# Request
Filter this material down to the lines that hold "завязи", copying each one.

## begin Recorded information

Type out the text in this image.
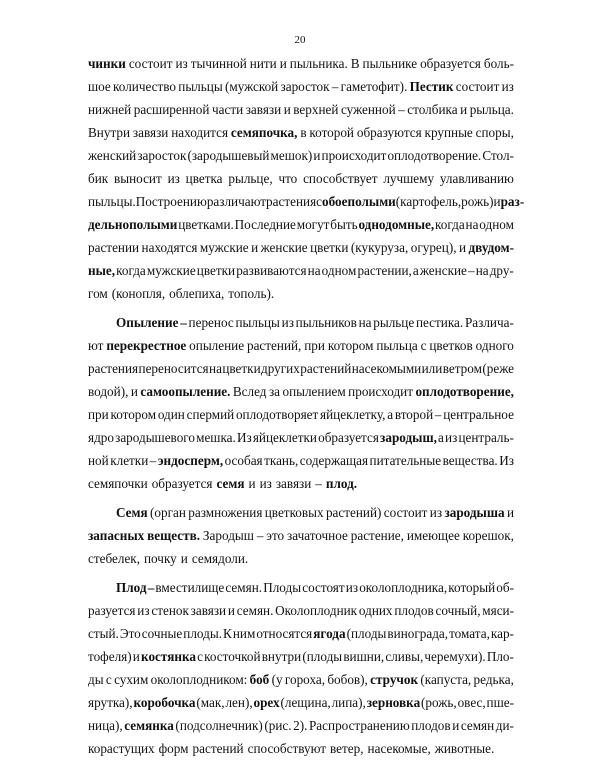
20
чинки состоит из тычинной нити и пыльника. В пыльнике образуется боль-
шое количество пыльцы (мужской заросток – гаметофит). Пестик состоит из
нижней расширенной части завязи и верхней суженной – столбика и рыльца.
Внутри завязи находится семяпочка, в которой образуются крупные споры,
женский заросток (зародышевый мешок) и происходит оплодотворение. Стол-
бик выносит из цветка рыльце, что способствует лучшему улавливанию
пыльцы. По строению различают растения с обоеполыми (картофель, рожь) и раз-
дельнополыми цветками. Последние могут быть однодомные, когда на одном
растении находятся мужские и женские цветки (кукуруза, огурец), и двудом-
ные, когда мужские цветки развиваются на одном растении, а женские – на дру-
гом (конопля, облепиха, тополь).
Опыление – перенос пыльцы из пыльников на рыльце пестика. Различа-
ют перекрестное опыление растений, при котором пыльца с цветков одного
растения переносится на цветки других растений насекомыми или ветром (реже
водой), и самоопыление. Вслед за опылением происходит оплодотворение,
при котором один спермий оплодотворяет яйцеклетку, а второй – центральное
ядро зародышевого мешка. Из яйцеклетки образуется зародыш, а из централь-
ной клетки – эндосперм, особая ткань, содержащая питательные вещества. Из
семяпочки образуется семя и из завязи – плод.
Семя (орган размножения цветковых растений) состоит из зародыша и
запасных веществ. Зародыш – это зачаточное растение, имеющее корешок,
стебелек, почку и семядоли.
Плод – вместилище семян. Плоды состоят из околоплодника, который об-
разуется из стенок завязи и семян. Околоплодник одних плодов сочный, мяси-
стый. Это сочные плоды. К ним относятся ягода (плоды винограда, томата, кар-
тофеля) и костянка с косточкой внутри (плоды вишни, сливы, черемухи). Пло-
ды с сухим околоплодником: боб (у гороха, бобов), стручок (капуста, редька,
ярутка), коробочка (мак, лен), орех (лещина, липа), зерновка (рожь, овес, пше-
ница), семянка (подсолнечник) (рис. 2). Распространению плодов и семян ди-
корастущих форм растений способствуют ветер, насекомые, животные.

## end Recorded information

# The completed task
нижней расширенной части завязи и верхней суженной – столбика и рыльца.
Внутри завязи находится семяпочка, в которой образуются крупные споры,
семяпочки образуется семя и из завязи – плод.
разуется из стенок завязи и семян. Околоплодник одних плодов сочный, мяси-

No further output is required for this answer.